Required task -> Provide only the number of lines where "Rating" occurs.
◆ ◆ ◆ ◆ ◆ ◆ ◆
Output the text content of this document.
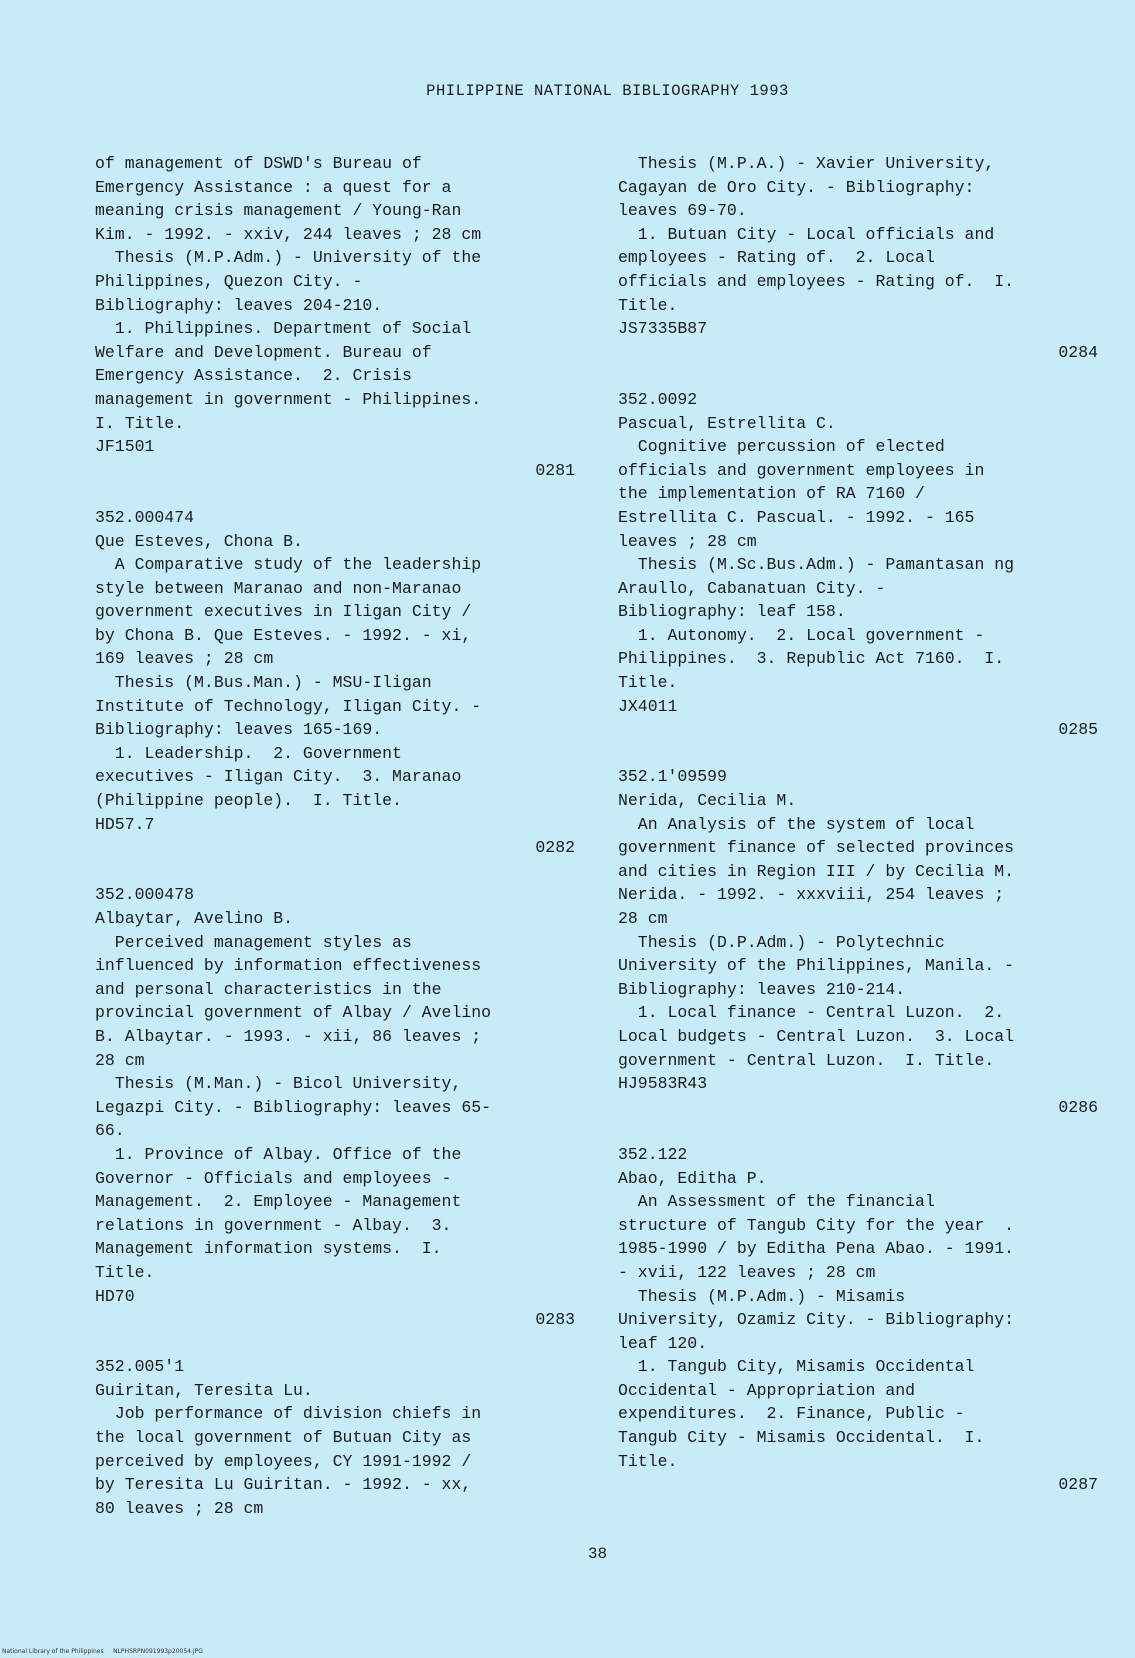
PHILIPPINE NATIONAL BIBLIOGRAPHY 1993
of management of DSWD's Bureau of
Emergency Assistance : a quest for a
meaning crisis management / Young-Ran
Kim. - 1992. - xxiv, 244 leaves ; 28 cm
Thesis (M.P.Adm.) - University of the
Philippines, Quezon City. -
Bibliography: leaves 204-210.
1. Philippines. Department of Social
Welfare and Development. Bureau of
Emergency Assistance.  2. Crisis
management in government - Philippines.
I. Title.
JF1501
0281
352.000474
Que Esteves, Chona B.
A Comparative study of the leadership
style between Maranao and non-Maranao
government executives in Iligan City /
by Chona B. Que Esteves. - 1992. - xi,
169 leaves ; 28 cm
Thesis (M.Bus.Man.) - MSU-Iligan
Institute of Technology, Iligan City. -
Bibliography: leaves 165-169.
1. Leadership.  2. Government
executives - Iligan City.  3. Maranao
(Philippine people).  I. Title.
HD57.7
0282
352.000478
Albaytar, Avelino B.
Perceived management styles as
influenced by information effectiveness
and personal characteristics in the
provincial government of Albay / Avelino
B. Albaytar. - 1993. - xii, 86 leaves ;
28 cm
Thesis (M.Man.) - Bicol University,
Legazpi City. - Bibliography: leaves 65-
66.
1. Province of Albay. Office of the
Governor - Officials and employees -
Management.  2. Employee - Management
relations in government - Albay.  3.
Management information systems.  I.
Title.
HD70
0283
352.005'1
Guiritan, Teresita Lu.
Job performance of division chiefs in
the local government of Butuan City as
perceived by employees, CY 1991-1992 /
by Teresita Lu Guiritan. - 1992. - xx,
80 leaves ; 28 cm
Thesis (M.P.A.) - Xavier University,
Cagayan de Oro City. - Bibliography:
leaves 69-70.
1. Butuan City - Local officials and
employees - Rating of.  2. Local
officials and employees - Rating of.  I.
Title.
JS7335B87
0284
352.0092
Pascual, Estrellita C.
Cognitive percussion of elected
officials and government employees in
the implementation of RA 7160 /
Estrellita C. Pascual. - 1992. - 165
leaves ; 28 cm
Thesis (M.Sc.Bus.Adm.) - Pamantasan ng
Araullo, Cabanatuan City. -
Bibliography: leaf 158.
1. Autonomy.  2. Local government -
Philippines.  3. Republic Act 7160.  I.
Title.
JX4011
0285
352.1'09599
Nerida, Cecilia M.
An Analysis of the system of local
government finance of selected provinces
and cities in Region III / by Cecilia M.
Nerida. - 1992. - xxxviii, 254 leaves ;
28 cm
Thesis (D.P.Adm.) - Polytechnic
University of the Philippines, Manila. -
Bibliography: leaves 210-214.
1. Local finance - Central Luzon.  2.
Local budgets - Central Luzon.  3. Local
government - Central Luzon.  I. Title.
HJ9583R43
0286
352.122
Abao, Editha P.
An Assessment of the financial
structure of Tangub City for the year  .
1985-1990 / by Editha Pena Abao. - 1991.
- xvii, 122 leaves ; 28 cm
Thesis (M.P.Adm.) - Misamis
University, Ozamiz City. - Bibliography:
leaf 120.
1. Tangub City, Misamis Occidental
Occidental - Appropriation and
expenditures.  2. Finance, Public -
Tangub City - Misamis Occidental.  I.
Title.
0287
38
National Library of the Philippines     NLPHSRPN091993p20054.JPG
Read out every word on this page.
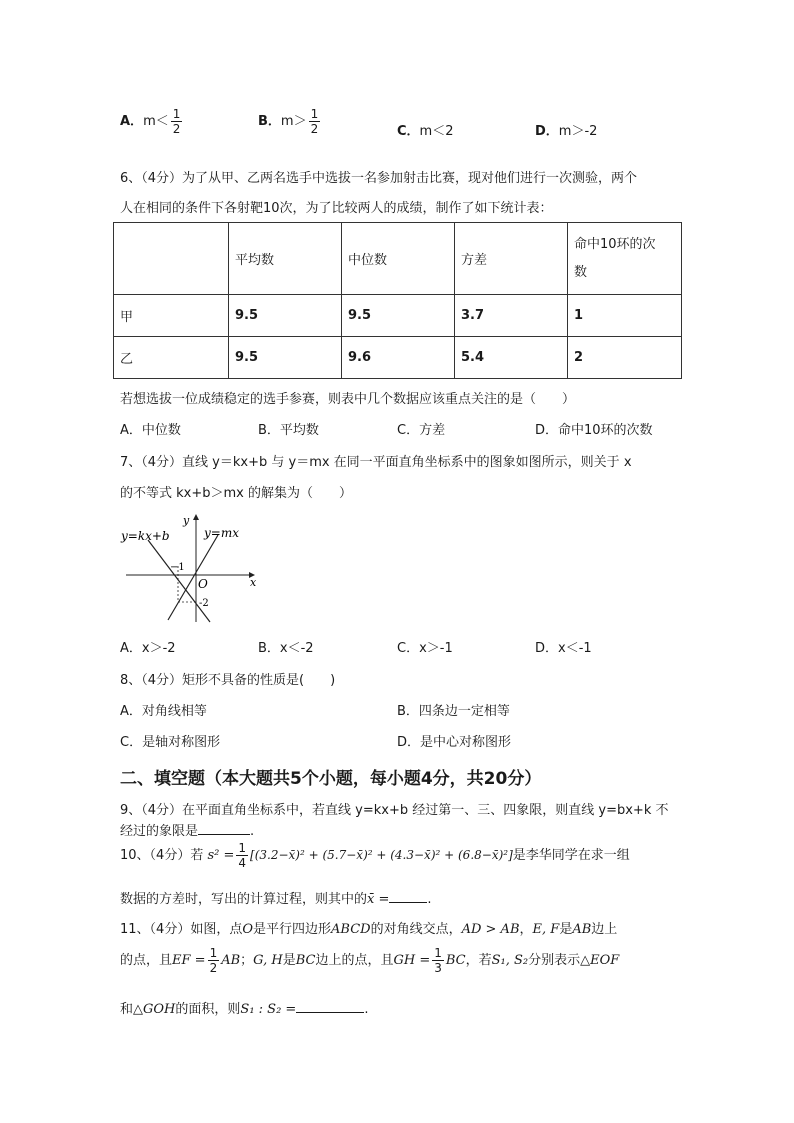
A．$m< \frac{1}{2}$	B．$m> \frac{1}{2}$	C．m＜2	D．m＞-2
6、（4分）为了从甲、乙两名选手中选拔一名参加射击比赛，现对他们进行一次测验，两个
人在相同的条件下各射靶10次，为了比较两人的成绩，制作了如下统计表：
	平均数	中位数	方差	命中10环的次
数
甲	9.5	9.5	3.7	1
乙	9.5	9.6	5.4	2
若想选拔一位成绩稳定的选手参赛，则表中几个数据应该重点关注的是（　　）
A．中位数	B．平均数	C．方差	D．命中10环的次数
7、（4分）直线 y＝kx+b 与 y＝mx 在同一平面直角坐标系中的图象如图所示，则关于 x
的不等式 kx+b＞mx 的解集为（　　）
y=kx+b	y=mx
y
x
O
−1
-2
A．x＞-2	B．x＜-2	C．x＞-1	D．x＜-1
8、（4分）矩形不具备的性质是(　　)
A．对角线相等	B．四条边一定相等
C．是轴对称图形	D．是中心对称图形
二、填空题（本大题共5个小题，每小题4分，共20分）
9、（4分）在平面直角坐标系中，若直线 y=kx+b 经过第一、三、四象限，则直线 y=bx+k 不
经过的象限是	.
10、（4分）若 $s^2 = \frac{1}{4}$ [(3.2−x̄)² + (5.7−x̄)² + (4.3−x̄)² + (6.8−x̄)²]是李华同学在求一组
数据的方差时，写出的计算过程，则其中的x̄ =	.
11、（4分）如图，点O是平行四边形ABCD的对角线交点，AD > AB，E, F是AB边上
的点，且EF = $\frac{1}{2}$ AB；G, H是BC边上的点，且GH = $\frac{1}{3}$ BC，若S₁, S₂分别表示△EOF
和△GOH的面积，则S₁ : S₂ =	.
◆ ◆ ◆ ◆ ◆ ◆ ◆
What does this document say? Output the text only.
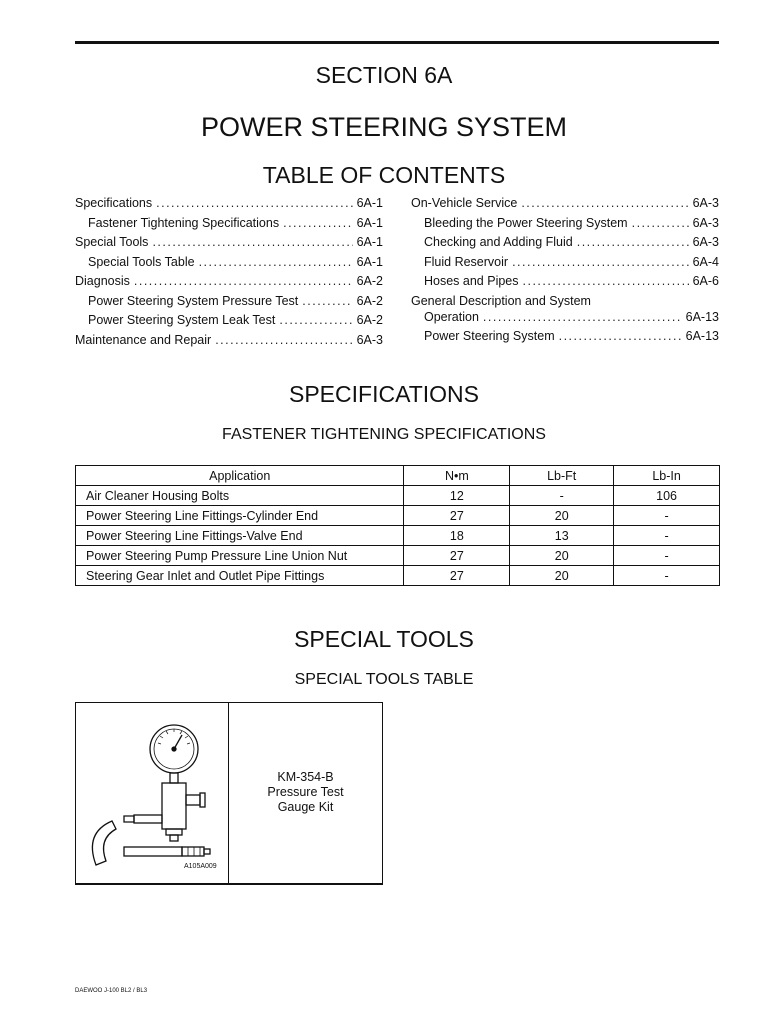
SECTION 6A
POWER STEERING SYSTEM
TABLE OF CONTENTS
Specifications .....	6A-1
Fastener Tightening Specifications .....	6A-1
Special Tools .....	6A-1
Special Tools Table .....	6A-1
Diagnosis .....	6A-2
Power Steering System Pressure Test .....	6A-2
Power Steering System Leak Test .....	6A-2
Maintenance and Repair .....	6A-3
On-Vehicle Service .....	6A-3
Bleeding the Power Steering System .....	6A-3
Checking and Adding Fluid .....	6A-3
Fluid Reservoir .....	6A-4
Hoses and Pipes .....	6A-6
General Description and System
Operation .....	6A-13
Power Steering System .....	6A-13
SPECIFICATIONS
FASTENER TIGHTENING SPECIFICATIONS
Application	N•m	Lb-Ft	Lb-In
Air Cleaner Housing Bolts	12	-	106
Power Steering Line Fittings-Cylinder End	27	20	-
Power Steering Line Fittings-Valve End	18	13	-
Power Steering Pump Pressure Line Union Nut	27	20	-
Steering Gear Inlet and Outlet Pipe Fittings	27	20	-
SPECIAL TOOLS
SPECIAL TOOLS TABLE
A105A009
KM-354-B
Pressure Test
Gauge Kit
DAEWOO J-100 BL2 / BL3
◆ ◆ ◆ ◆ ◆ ◆ ◆
The completed task -> 2